§ Directive
Pull out each line of the data that includes the word "tutorials".

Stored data

■ ■ ■ ■

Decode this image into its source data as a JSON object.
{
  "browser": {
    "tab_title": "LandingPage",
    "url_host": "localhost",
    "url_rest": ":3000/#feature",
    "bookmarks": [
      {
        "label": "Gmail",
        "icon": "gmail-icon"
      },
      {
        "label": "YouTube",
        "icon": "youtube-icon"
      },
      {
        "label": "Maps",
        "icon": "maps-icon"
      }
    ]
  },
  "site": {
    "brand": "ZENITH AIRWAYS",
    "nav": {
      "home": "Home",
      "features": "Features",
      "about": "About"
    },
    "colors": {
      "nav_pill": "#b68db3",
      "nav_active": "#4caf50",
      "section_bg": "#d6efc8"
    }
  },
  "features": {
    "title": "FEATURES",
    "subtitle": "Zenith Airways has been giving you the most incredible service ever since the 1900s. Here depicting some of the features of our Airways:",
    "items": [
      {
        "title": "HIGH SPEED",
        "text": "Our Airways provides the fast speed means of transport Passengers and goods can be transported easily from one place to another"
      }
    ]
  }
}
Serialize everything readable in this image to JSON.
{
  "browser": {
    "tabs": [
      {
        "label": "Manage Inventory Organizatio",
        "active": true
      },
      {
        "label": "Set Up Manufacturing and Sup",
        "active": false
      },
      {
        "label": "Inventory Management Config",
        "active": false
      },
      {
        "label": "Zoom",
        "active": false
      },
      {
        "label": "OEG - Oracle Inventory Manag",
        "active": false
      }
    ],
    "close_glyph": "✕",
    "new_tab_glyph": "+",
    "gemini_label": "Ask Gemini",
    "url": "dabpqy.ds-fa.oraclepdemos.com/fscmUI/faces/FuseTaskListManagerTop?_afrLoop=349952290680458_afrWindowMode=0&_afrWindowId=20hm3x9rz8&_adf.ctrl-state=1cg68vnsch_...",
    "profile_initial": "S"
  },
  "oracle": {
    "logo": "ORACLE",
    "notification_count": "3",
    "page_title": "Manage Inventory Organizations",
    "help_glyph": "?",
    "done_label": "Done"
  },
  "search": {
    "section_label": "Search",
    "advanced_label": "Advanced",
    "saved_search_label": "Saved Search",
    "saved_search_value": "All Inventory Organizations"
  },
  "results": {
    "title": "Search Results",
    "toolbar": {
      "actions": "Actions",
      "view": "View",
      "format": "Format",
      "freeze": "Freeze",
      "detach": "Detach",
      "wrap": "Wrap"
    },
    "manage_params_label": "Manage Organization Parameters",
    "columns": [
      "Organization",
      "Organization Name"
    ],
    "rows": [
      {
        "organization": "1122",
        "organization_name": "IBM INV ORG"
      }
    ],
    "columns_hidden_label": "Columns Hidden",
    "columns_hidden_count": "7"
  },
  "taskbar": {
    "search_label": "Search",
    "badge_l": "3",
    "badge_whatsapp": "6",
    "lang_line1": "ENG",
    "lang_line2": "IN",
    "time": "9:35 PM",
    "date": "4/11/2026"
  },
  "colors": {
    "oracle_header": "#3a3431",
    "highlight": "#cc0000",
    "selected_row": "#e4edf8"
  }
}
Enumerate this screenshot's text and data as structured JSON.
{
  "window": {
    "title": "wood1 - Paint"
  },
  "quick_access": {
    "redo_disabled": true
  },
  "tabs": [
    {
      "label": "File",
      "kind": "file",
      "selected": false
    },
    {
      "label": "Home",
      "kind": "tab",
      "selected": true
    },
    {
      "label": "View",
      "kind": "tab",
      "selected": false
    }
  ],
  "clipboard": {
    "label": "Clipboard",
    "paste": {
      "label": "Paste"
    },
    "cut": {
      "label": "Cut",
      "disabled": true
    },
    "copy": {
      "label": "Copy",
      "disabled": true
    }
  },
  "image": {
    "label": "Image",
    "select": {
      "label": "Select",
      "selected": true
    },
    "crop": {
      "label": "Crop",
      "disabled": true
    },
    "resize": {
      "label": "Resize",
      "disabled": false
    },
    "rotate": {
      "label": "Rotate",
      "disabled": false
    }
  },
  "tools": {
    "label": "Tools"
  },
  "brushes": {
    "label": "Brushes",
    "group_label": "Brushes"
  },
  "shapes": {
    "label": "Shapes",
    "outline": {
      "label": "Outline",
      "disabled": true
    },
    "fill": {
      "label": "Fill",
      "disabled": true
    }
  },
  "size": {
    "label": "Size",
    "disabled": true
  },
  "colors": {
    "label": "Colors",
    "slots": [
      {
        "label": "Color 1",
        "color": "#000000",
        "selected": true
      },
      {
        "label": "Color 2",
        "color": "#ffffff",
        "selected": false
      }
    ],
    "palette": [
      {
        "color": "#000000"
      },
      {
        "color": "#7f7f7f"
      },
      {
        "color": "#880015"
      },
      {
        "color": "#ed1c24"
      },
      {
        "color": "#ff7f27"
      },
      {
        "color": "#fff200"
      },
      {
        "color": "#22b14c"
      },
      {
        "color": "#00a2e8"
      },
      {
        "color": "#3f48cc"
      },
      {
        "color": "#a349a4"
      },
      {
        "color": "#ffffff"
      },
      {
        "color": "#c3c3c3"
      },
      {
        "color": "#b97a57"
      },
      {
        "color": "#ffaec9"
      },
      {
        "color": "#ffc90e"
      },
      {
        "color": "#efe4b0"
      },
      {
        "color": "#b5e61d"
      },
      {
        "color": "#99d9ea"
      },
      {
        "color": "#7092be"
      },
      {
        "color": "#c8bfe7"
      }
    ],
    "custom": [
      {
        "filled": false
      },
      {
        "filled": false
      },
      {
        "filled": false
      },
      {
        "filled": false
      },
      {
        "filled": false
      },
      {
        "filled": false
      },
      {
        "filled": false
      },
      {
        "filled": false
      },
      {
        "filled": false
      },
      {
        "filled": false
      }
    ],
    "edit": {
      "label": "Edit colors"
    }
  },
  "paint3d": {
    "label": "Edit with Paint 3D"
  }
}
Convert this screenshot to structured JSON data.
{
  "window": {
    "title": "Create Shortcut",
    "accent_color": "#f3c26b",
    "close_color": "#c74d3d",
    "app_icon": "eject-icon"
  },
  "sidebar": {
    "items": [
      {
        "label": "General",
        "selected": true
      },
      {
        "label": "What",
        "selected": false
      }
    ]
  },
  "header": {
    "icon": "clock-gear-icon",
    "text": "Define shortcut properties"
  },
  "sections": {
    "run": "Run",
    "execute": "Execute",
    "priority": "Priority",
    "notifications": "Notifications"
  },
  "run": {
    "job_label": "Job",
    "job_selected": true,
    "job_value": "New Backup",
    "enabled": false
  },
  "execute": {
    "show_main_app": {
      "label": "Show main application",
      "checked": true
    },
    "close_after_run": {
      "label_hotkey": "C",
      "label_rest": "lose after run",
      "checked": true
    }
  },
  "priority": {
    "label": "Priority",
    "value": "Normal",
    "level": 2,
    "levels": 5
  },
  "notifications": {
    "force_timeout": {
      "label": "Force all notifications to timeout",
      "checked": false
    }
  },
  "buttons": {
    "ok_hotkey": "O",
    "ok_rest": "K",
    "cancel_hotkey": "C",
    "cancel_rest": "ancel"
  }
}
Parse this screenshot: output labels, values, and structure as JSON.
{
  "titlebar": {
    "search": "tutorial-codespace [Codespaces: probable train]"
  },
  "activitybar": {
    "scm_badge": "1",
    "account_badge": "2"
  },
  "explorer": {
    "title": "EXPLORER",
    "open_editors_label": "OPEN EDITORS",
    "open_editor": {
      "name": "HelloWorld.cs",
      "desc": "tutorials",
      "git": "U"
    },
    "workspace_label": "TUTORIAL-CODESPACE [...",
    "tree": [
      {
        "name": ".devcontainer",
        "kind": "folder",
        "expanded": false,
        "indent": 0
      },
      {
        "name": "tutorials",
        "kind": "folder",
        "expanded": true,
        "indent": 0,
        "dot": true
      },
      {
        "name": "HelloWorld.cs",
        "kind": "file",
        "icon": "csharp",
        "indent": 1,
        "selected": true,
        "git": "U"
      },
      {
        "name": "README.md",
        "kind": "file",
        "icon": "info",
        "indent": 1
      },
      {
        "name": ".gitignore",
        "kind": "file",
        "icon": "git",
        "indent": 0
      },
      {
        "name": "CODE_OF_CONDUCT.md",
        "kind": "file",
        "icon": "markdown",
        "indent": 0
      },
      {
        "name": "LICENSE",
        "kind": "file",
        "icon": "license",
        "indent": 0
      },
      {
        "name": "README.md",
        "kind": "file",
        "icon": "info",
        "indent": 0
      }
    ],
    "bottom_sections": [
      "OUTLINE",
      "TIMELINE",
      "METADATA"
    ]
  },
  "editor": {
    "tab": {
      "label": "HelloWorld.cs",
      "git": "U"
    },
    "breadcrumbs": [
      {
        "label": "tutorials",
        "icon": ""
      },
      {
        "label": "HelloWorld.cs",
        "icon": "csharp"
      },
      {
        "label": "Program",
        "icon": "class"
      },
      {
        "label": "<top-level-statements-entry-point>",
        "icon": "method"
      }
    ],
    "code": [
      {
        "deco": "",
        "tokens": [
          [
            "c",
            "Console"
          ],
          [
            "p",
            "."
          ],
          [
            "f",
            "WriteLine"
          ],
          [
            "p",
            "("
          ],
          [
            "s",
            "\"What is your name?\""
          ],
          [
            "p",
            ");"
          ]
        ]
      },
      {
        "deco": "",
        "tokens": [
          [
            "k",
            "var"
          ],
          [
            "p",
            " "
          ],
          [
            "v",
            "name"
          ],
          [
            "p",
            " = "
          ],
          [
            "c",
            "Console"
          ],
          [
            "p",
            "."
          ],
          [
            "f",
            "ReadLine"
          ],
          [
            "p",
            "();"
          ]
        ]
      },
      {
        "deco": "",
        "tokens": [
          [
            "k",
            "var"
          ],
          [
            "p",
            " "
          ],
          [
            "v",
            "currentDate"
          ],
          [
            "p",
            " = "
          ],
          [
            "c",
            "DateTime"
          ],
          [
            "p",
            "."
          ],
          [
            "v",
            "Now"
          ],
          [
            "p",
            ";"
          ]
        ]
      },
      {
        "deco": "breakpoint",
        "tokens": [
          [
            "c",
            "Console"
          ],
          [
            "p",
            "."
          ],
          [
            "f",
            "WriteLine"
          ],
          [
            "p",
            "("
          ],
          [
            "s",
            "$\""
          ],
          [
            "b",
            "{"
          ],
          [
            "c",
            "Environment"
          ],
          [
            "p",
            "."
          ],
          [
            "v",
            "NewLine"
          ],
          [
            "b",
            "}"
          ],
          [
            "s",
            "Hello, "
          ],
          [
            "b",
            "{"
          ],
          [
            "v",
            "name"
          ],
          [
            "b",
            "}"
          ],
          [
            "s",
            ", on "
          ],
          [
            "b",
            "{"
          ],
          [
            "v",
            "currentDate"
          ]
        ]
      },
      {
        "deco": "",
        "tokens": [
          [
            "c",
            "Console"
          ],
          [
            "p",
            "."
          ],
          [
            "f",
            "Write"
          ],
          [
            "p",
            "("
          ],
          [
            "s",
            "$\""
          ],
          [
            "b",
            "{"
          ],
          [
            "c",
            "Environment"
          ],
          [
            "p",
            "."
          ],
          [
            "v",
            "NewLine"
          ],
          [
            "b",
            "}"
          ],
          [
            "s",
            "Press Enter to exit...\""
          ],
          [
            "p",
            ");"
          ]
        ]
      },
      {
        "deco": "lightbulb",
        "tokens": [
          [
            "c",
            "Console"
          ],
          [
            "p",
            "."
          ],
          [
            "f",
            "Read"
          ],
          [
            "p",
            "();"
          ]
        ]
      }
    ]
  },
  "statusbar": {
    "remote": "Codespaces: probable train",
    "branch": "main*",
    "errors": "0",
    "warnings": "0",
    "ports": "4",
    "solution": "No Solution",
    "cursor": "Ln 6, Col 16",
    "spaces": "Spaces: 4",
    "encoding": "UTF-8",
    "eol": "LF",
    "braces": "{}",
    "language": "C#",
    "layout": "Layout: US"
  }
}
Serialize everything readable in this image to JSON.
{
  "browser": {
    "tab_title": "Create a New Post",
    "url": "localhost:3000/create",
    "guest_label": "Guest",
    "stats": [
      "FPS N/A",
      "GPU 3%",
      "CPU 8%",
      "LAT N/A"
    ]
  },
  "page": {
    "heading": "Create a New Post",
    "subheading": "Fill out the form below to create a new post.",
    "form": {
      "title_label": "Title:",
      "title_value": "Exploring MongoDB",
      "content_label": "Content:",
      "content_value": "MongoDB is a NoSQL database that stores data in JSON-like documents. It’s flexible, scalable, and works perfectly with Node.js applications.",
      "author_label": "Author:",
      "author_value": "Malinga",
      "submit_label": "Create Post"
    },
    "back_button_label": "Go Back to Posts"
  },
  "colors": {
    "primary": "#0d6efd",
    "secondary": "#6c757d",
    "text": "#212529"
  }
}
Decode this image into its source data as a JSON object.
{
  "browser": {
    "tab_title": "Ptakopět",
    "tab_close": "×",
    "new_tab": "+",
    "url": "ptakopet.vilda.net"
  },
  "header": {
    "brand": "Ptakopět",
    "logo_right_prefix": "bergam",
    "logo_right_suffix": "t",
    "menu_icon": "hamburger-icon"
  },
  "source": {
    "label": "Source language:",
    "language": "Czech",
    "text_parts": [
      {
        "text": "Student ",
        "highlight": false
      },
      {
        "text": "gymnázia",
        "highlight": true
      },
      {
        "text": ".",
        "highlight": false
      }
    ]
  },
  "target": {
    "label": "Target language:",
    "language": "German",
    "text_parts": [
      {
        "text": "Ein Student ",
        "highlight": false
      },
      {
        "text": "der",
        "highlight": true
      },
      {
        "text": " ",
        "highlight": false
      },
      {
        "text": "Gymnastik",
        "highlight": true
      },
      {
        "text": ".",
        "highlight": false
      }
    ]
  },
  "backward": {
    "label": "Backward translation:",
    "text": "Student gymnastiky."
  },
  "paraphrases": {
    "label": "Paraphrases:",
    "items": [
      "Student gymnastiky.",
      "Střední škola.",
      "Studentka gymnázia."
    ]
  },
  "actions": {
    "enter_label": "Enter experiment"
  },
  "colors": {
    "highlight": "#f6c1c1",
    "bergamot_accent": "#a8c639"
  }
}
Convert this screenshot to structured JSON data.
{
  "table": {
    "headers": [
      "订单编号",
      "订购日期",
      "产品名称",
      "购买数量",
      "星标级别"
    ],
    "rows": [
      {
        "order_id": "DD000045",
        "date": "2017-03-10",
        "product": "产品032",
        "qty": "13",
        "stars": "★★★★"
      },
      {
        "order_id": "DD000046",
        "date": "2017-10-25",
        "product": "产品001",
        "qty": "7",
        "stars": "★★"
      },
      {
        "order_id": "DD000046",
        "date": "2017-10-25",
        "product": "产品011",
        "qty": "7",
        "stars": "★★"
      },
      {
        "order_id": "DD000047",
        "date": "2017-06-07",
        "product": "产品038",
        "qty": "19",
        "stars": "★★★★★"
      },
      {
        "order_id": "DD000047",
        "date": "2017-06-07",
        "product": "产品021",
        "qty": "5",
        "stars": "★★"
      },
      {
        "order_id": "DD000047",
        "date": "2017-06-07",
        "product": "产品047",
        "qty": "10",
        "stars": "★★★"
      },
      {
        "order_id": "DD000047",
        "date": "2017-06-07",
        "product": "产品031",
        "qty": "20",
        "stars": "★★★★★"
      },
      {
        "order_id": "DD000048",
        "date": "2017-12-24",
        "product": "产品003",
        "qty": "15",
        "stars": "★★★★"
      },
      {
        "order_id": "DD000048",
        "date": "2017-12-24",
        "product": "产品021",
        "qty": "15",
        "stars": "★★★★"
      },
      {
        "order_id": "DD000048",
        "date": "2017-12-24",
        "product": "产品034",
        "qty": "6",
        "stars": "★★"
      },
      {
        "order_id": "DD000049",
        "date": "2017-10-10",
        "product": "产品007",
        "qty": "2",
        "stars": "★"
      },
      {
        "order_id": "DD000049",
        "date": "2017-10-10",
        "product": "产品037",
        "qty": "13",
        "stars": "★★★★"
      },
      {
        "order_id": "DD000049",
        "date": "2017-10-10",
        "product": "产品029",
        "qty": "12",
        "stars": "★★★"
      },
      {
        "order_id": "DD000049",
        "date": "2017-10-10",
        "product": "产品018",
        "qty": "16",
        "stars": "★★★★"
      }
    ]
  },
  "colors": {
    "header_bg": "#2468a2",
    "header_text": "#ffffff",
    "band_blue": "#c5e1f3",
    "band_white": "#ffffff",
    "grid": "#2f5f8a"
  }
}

■ ■ ■ ■

§ Exercise output
      "desc": "tutorials",
        "name": "tutorials",
        "label": "tutorials",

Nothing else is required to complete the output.